STATED TASK => Return the records word for word. Any pictures in them are not part of the copy.

(Dataset items)
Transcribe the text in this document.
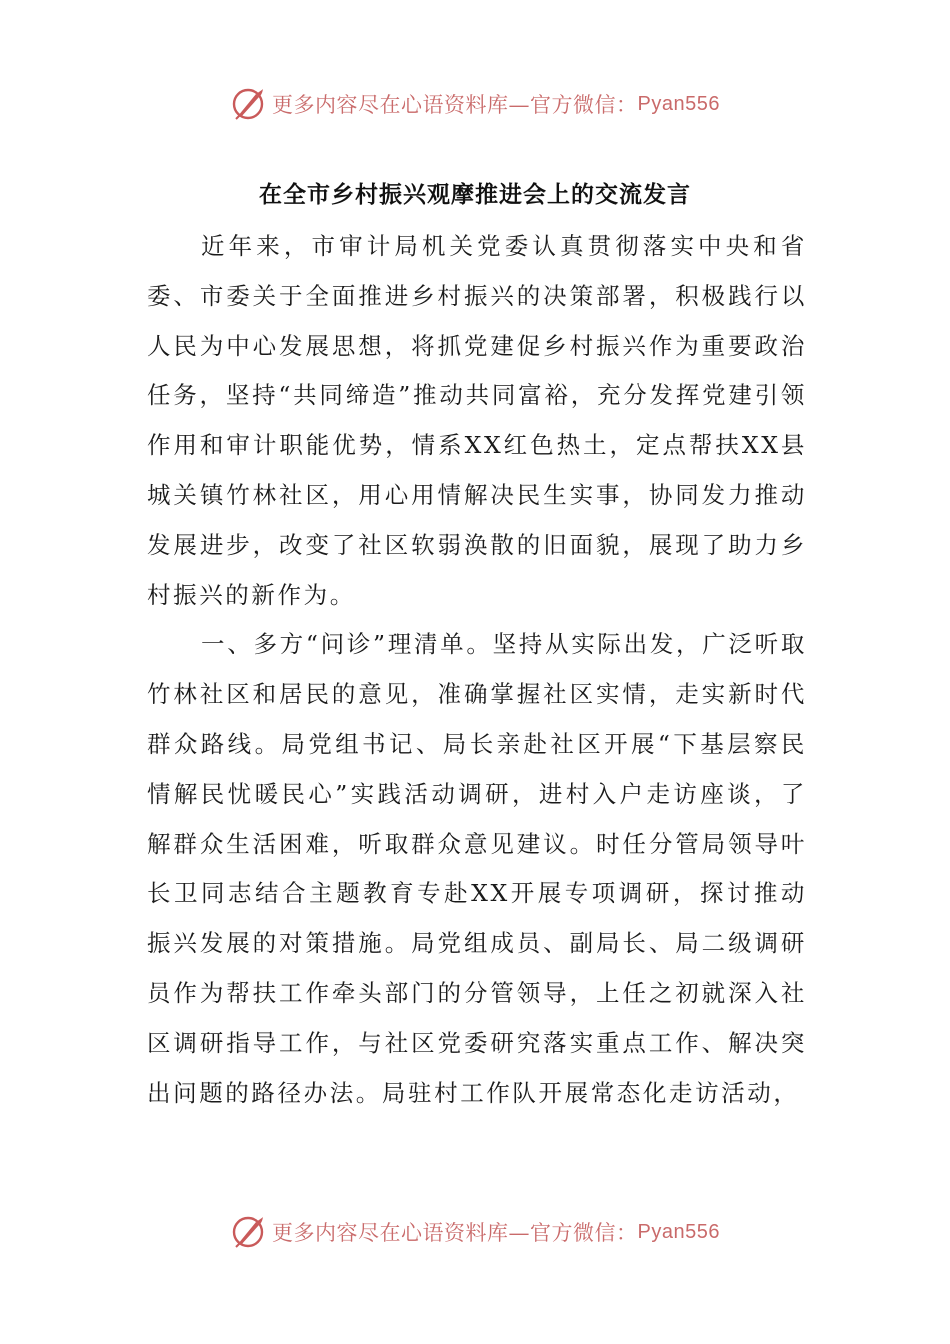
更多内容尽在心语资料库—官方微信： Pyan556
在全市乡村振兴观摩推进会上的交流发言

近年来，市审计局机关党委认真贯彻落实中央和省委、市委关于全面推进乡村振兴的决策部署，积极践行以人民为中心发展思想，将抓党建促乡村振兴作为重要政治任务，坚持“共同缔造”推动共同富裕，充分发挥党建引领作用和审计职能优势，情系XX红色热土，定点帮扶XX县城关镇竹林社区，用心用情解决民生实事，协同发力推动发展进步，改变了社区软弱涣散的旧面貌，展现了助力乡村振兴的新作为。

一、多方“问诊”理清单。坚持从实际出发，广泛听取竹林社区和居民的意见，准确掌握社区实情，走实新时代群众路线。局党组书记、局长亲赴社区开展“下基层察民情解民忧暖民心”实践活动调研，进村入户走访座谈，了解群众生活困难，听取群众意见建议。时任分管局领导叶长卫同志结合主题教育专赴XX开展专项调研，探讨推动振兴发展的对策措施。局党组成员、副局长、局二级调研员作为帮扶工作牵头部门的分管领导，上任之初就深入社区调研指导工作，与社区党委研究落实重点工作、解决突出问题的路径办法。局驻村工作队开展常态化走访活动，

更多内容尽在心语资料库—官方微信： Pyan556
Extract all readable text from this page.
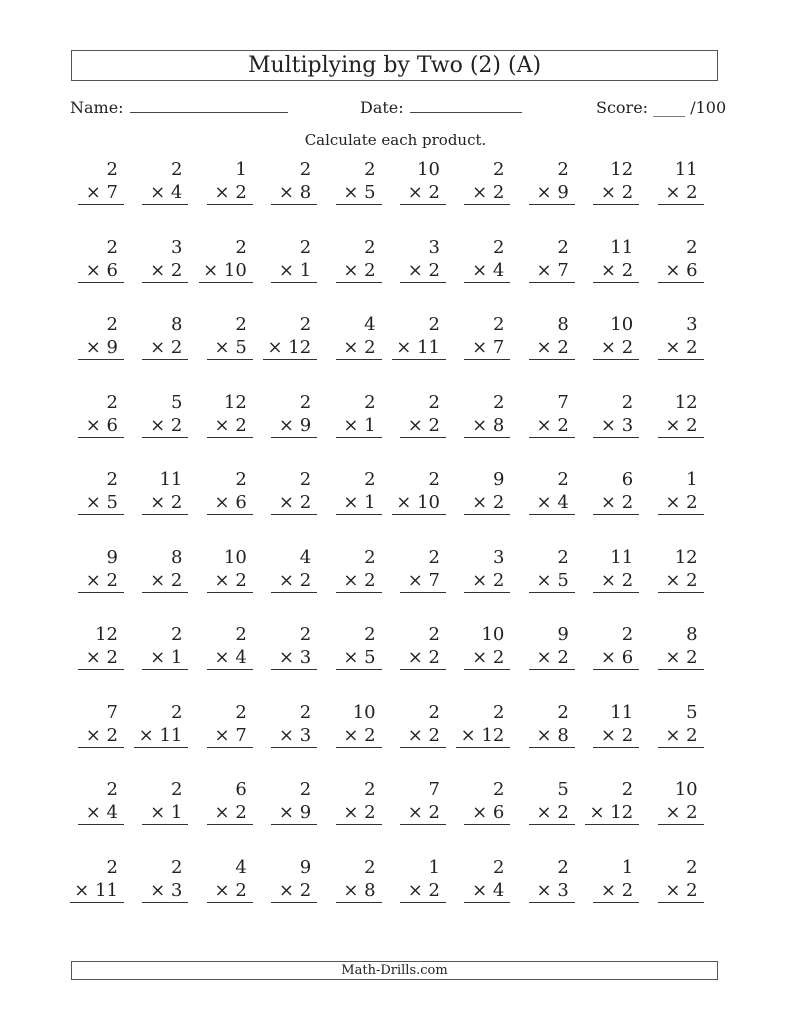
Multiplying by Two (2) (A)
Name:	Date:	Score: ____ /100
Calculate each product.
2
× 7
2
× 4
1
× 2
2
× 8
2
× 5
10
× 2
2
× 2
2
× 9
12
× 2
11
× 2
2
× 6
3
× 2
2
× 10
2
× 1
2
× 2
3
× 2
2
× 4
2
× 7
11
× 2
2
× 6
2
× 9
8
× 2
2
× 5
2
× 12
4
× 2
2
× 11
2
× 7
8
× 2
10
× 2
3
× 2
2
× 6
5
× 2
12
× 2
2
× 9
2
× 1
2
× 2
2
× 8
7
× 2
2
× 3
12
× 2
2
× 5
11
× 2
2
× 6
2
× 2
2
× 1
2
× 10
9
× 2
2
× 4
6
× 2
1
× 2
9
× 2
8
× 2
10
× 2
4
× 2
2
× 2
2
× 7
3
× 2
2
× 5
11
× 2
12
× 2
12
× 2
2
× 1
2
× 4
2
× 3
2
× 5
2
× 2
10
× 2
9
× 2
2
× 6
8
× 2
7
× 2
2
× 11
2
× 7
2
× 3
10
× 2
2
× 2
2
× 12
2
× 8
11
× 2
5
× 2
2
× 4
2
× 1
6
× 2
2
× 9
2
× 2
7
× 2
2
× 6
5
× 2
2
× 12
10
× 2
2
× 11
2
× 3
4
× 2
9
× 2
2
× 8
1
× 2
2
× 4
2
× 3
1
× 2
2
× 2
Math-Drills.com
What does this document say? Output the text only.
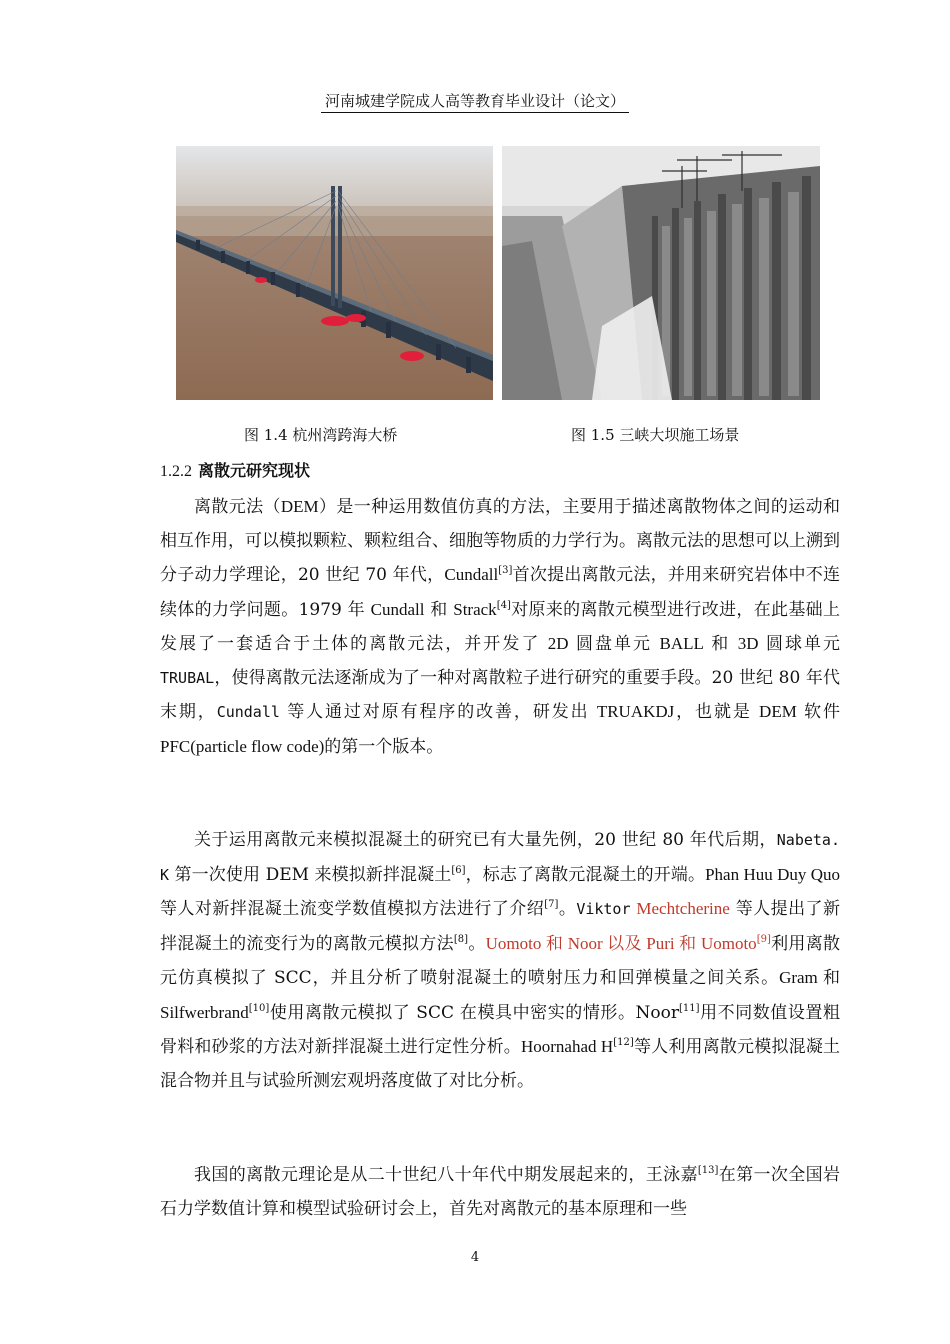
河南城建学院成人高等教育毕业设计（论文）
图 1.4 杭州湾跨海大桥	图 1.5 三峡大坝施工场景
1.2.2 离散元研究现状

离散元法（DEM）是一种运用数值仿真的方法，主要用于描述离散物体之间的运动和相互作用，可以模拟颗粒、颗粒组合、细胞等物质的力学行为。离散元法的思想可以上溯到分子动力学理论，20 世纪 70 年代，Cundall[3]首次提出离散元法，并用来研究岩体中不连续体的力学问题。1979 年 Cundall 和 Strack[4]对原来的离散元模型进行改进，在此基础上发展了一套适合于土体的离散元法，并开发了 2D 圆盘单元 BALL 和 3D 圆球单元 TRUBAL，使得离散元法逐渐成为了一种对离散粒子进行研究的重要手段。20 世纪 80 年代末期，Cundall 等人通过对原有程序的改善，研发出 TRUAKDJ，也就是 DEM 软件 PFC(particle flow code)的第一个版本。

关于运用离散元来模拟混凝土的研究已有大量先例，20 世纪 80 年代后期，Nabeta. K 第一次使用 DEM 来模拟新拌混凝土[6]，标志了离散元混凝土的开端。Phan Huu Duy Quo 等人对新拌混凝土流变学数值模拟方法进行了介绍[7]。Viktor Mechtcherine 等人提出了新拌混凝土的流变行为的离散元模拟方法[8]。Uomoto 和 Noor 以及 Puri 和 Uomoto[9]利用离散元仿真模拟了 SCC，并且分析了喷射混凝土的喷射压力和回弹模量之间关系。Gram 和 Silfwerbrand[10]使用离散元模拟了 SCC 在模具中密实的情形。Noor[11]用不同数值设置粗骨料和砂浆的方法对新拌混凝土进行定性分析。Hoornahad H[12]等人利用离散元模拟混凝土混合物并且与试验所测宏观坍落度做了对比分析。

我国的离散元理论是从二十世纪八十年代中期发展起来的，王泳嘉[13]在第一次全国岩石力学数值计算和模型试验研讨会上，首先对离散元的基本原理和一些

4
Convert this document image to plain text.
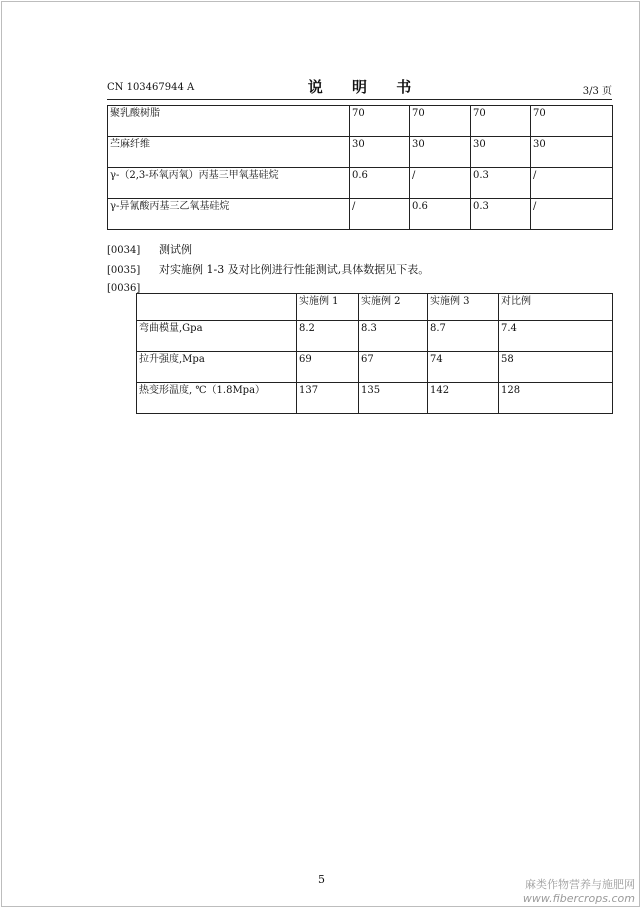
CN 103467944 A	说 明 书	3/3 页
聚乳酸树脂	70	70	70	70
苎麻纤维	30	30	30	30
γ-（2,3-环氧丙氧）丙基三甲氧基硅烷	0.6	/	0.3	/
γ-异氰酸丙基三乙氧基硅烷	/	0.6	0.3	/
[0034] 测试例
[0035] 对实施例 1-3 及对比例进行性能测试,具体数据见下表。
[0036]
	实施例 1	实施例 2	实施例 3	对比例
弯曲模量,Gpa	8.2	8.3	8.7	7.4
拉升强度,Mpa	69	67	74	58
热变形温度, ℃（1.8Mpa）	137	135	142	128
5	麻类作物营养与施肥网
www.fibercrops.com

EXPECTED ANSWER =>
Transcribe the text in this document.
更多内容尽在心语资料库—官方微信： Pyan556
在全市乡村振兴观摩推进会上的交流发言

近年来，市审计局机关党委认真贯彻落实中央和省委、市委关于全面推进乡村振兴的决策部署，积极践行以人民为中心发展思想，将抓党建促乡村振兴作为重要政治任务，坚持“共同缔造”推动共同富裕，充分发挥党建引领作用和审计职能优势，情系XX红色热土，定点帮扶XX县城关镇竹林社区，用心用情解决民生实事，协同发力推动发展进步，改变了社区软弱涣散的旧面貌，展现了助力乡村振兴的新作为。

一、多方“问诊”理清单。坚持从实际出发，广泛听取竹林社区和居民的意见，准确掌握社区实情，走实新时代群众路线。局党组书记、局长亲赴社区开展“下基层察民情解民忧暖民心”实践活动调研，进村入户走访座谈，了解群众生活困难，听取群众意见建议。时任分管局领导叶长卫同志结合主题教育专赴XX开展专项调研，探讨推动振兴发展的对策措施。局党组成员、副局长、局二级调研员作为帮扶工作牵头部门的分管领导，上任之初就深入社区调研指导工作，与社区党委研究落实重点工作、解决突出问题的路径办法。局驻村工作队开展常态化走访活动，

更多内容尽在心语资料库—官方微信： Pyan556
Extract all readable text from this page.
Multiplying by Two (2) (A)
Name:	Date:	Score: ____ /100
Calculate each product.
2
× 7
2
× 4
1
× 2
2
× 8
2
× 5
10
× 2
2
× 2
2
× 9
12
× 2
11
× 2
2
× 6
3
× 2
2
× 10
2
× 1
2
× 2
3
× 2
2
× 4
2
× 7
11
× 2
2
× 6
2
× 9
8
× 2
2
× 5
2
× 12
4
× 2
2
× 11
2
× 7
8
× 2
10
× 2
3
× 2
2
× 6
5
× 2
12
× 2
2
× 9
2
× 1
2
× 2
2
× 8
7
× 2
2
× 3
12
× 2
2
× 5
11
× 2
2
× 6
2
× 2
2
× 1
2
× 10
9
× 2
2
× 4
6
× 2
1
× 2
9
× 2
8
× 2
10
× 2
4
× 2
2
× 2
2
× 7
3
× 2
2
× 5
11
× 2
12
× 2
12
× 2
2
× 1
2
× 4
2
× 3
2
× 5
2
× 2
10
× 2
9
× 2
2
× 6
8
× 2
7
× 2
2
× 11
2
× 7
2
× 3
10
× 2
2
× 2
2
× 12
2
× 8
11
× 2
5
× 2
2
× 4
2
× 1
6
× 2
2
× 9
2
× 2
7
× 2
2
× 6
5
× 2
2
× 12
10
× 2
2
× 11
2
× 3
4
× 2
9
× 2
2
× 8
1
× 2
2
× 4
2
× 3
1
× 2
2
× 2
Math-Drills.com
What does this document say? Output the text only.
河南城建学院成人高等教育毕业设计（论文）
图 1.4 杭州湾跨海大桥	图 1.5 三峡大坝施工场景
1.2.2 离散元研究现状

离散元法（DEM）是一种运用数值仿真的方法，主要用于描述离散物体之间的运动和相互作用，可以模拟颗粒、颗粒组合、细胞等物质的力学行为。离散元法的思想可以上溯到分子动力学理论，20 世纪 70 年代，Cundall[3]首次提出离散元法，并用来研究岩体中不连续体的力学问题。1979 年 Cundall 和 Strack[4]对原来的离散元模型进行改进，在此基础上发展了一套适合于土体的离散元法，并开发了 2D 圆盘单元 BALL 和 3D 圆球单元 TRUBAL，使得离散元法逐渐成为了一种对离散粒子进行研究的重要手段。20 世纪 80 年代末期，Cundall 等人通过对原有程序的改善，研发出 TRUAKDJ，也就是 DEM 软件 PFC(particle flow code)的第一个版本。

关于运用离散元来模拟混凝土的研究已有大量先例，20 世纪 80 年代后期，Nabeta. K 第一次使用 DEM 来模拟新拌混凝土[6]，标志了离散元混凝土的开端。Phan Huu Duy Quo 等人对新拌混凝土流变学数值模拟方法进行了介绍[7]。Viktor Mechtcherine 等人提出了新拌混凝土的流变行为的离散元模拟方法[8]。Uomoto 和 Noor 以及 Puri 和 Uomoto[9]利用离散元仿真模拟了 SCC，并且分析了喷射混凝土的喷射压力和回弹模量之间关系。Gram 和 Silfwerbrand[10]使用离散元模拟了 SCC 在模具中密实的情形。Noor[11]用不同数值设置粗骨料和砂浆的方法对新拌混凝土进行定性分析。Hoornahad H[12]等人利用离散元模拟混凝土混合物并且与试验所测宏观坍落度做了对比分析。

我国的离散元理论是从二十世纪八十年代中期发展起来的，王泳嘉[13]在第一次全国岩石力学数值计算和模型试验研讨会上，首先对离散元的基本原理和一些

4
Convert this document image to plain text.
CN 103467944 A	说 明 书	3/3 页
聚乳酸树脂	70	70	70	70
苎麻纤维	30	30	30	30
γ-（2,3-环氧丙氧）丙基三甲氧基硅烷	0.6	/	0.3	/
γ-异氰酸丙基三乙氧基硅烷	/	0.6	0.3	/
[0034] 测试例
[0035] 对实施例 1-3 及对比例进行性能测试,具体数据见下表。
[0036]
	实施例 1	实施例 2	实施例 3	对比例
弯曲模量,Gpa	8.2	8.3	8.7	7.4
拉升强度,Mpa	69	67	74	58
热变形温度, ℃（1.8Mpa）	137	135	142	128
5	麻类作物营养与施肥网
www.fibercrops.com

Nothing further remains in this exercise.